(Dataset records)
══════════════════════════════
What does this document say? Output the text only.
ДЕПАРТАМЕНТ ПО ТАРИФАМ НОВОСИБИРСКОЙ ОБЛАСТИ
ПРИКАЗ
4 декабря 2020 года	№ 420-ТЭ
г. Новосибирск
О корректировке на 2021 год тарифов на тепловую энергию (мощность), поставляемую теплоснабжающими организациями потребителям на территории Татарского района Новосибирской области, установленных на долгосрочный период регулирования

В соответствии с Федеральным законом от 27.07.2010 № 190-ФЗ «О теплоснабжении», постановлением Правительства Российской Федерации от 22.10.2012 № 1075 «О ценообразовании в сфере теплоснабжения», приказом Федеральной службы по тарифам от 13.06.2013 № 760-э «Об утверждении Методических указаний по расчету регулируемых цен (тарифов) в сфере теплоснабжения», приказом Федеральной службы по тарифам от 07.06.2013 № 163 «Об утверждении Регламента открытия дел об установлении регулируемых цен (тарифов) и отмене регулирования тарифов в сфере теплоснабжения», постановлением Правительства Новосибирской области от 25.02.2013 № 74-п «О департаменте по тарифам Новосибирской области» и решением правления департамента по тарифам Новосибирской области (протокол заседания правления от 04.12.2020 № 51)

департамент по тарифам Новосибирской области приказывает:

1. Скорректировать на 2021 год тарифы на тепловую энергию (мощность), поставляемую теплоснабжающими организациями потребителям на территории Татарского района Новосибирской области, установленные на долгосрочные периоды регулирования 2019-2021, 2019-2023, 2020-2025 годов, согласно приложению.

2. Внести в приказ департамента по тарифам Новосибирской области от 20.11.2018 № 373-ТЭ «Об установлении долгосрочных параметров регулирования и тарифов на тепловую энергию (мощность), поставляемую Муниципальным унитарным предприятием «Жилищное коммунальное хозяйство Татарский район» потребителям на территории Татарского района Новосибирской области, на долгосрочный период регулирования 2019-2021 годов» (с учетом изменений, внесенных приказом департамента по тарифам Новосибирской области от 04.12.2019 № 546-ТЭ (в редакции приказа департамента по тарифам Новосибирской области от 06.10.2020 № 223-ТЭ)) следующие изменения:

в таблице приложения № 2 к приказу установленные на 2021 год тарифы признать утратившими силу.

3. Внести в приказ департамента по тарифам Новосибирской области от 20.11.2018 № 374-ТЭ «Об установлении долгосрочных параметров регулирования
══════════════════════════════
Look through the records and count each line that holds "организациями". Write only the total.

2